Exercise requirements: Look over the entries that follow and work out how many lines contain "name". State the number only.

---

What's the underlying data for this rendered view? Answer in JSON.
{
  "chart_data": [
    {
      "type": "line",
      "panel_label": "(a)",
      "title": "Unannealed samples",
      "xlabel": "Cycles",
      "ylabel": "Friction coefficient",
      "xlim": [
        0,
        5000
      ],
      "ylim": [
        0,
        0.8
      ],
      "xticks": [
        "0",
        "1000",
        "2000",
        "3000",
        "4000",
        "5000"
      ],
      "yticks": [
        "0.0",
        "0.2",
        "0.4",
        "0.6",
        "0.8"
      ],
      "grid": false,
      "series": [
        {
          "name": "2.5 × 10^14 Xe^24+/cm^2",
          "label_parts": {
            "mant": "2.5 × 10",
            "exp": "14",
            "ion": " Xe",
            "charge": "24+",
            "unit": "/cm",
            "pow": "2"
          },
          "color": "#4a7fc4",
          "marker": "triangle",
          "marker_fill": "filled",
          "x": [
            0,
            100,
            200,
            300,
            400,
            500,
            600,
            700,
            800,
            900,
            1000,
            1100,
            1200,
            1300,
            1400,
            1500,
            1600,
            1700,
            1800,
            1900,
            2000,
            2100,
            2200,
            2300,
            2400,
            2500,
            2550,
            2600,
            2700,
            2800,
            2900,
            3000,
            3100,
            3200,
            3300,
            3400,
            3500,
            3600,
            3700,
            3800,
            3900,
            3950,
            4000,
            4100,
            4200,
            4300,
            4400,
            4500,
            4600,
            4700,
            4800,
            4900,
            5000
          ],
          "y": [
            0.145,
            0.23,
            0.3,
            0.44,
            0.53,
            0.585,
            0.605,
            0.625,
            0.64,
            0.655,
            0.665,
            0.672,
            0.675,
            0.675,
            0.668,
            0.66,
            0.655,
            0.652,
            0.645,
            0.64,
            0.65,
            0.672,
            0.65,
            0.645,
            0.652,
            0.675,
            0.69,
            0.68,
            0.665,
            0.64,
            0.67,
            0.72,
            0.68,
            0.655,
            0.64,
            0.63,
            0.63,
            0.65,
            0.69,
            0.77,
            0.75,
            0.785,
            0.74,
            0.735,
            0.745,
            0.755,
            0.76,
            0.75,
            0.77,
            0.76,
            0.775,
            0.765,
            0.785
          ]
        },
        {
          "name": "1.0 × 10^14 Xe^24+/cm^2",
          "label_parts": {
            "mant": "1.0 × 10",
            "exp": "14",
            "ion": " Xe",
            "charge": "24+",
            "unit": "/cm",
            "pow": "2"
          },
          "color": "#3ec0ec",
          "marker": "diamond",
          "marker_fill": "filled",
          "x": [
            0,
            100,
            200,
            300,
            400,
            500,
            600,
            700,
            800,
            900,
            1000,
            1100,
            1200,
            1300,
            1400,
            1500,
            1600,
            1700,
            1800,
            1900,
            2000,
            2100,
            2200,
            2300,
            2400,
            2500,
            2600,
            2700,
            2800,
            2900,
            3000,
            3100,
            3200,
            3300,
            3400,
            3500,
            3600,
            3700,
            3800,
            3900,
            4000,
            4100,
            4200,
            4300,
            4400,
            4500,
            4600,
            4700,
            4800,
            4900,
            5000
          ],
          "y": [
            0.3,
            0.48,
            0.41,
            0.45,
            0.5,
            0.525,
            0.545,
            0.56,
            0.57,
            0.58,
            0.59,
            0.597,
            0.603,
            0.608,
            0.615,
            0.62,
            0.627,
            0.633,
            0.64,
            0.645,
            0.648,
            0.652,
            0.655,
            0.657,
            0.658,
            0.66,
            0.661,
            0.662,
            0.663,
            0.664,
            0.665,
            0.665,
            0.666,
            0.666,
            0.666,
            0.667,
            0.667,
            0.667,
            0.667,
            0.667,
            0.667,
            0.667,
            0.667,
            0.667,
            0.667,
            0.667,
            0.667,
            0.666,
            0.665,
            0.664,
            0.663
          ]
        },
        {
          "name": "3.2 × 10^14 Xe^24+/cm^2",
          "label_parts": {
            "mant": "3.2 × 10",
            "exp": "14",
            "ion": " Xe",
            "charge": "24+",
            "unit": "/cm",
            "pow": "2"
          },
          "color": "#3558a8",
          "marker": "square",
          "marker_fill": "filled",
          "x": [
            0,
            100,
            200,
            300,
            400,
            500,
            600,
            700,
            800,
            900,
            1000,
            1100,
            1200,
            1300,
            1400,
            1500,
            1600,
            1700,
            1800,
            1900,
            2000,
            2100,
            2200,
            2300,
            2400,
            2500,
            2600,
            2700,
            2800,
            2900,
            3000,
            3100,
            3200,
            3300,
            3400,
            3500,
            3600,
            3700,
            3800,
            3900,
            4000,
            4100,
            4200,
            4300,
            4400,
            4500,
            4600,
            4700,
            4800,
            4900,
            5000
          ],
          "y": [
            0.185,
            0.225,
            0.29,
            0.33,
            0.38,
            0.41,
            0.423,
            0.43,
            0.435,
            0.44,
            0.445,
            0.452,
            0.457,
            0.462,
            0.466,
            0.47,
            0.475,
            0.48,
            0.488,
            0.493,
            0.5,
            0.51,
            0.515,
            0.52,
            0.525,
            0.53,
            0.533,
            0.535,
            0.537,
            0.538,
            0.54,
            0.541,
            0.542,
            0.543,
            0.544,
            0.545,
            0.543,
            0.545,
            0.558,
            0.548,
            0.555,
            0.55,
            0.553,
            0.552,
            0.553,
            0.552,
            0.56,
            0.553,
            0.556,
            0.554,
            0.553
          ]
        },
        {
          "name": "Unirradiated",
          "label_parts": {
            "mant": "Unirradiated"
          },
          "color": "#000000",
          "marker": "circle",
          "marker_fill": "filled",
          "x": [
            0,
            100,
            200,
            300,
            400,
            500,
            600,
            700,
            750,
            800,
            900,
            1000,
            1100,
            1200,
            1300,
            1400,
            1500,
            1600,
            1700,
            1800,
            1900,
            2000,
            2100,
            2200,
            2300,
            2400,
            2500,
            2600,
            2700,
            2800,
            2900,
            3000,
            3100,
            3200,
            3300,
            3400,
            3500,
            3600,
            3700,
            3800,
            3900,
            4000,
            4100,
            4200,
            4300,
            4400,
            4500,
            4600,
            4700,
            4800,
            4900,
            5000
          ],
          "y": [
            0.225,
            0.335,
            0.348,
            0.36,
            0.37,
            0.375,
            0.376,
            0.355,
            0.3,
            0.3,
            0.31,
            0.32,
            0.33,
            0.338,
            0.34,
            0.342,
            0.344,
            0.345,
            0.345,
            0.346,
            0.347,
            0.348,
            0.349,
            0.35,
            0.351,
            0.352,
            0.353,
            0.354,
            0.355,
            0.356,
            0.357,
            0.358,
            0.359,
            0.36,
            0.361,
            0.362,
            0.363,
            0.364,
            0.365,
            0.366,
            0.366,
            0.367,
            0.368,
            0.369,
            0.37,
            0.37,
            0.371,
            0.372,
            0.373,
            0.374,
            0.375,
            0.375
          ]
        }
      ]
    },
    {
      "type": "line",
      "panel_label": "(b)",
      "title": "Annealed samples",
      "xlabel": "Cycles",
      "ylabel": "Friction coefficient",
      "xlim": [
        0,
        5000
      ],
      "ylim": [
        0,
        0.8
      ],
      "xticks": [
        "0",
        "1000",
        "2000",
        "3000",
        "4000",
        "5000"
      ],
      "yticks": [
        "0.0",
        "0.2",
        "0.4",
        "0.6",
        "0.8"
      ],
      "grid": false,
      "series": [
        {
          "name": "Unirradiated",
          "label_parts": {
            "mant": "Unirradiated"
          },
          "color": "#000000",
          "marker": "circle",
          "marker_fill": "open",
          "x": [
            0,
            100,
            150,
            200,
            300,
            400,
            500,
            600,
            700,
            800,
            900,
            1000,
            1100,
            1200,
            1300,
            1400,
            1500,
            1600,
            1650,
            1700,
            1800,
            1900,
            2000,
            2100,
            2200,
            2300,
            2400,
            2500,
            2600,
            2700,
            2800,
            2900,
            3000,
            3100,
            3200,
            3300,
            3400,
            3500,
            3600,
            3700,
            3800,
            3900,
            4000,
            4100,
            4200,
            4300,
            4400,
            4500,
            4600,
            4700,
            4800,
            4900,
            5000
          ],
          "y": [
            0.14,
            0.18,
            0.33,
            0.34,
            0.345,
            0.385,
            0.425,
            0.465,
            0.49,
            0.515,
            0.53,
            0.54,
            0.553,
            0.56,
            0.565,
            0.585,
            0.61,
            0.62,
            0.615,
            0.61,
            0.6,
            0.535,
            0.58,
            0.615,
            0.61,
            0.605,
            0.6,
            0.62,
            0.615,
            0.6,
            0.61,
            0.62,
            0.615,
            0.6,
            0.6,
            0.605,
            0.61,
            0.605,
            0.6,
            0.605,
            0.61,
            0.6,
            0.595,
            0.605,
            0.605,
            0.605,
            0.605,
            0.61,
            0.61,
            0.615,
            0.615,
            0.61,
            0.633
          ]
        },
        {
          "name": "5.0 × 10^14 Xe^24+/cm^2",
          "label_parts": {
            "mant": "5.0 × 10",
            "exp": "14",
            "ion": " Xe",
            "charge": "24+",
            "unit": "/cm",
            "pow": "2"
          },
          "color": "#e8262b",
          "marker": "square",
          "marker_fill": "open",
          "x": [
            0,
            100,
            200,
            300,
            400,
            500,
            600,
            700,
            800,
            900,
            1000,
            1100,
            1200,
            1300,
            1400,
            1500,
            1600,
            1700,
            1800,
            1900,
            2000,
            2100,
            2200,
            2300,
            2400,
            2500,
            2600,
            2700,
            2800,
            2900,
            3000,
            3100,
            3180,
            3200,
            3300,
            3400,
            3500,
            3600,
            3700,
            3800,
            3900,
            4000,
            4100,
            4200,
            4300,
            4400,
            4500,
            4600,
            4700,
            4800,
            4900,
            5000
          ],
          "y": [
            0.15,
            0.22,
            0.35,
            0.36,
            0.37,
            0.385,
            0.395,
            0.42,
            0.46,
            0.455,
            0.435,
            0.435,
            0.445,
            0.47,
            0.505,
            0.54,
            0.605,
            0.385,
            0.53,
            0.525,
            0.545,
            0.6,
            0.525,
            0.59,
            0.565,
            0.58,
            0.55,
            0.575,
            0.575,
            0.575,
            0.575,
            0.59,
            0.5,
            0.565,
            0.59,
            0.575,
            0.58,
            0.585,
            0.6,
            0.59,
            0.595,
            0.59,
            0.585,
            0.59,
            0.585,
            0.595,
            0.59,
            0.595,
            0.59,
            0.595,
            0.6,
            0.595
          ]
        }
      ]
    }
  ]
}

---

Problem solution: 6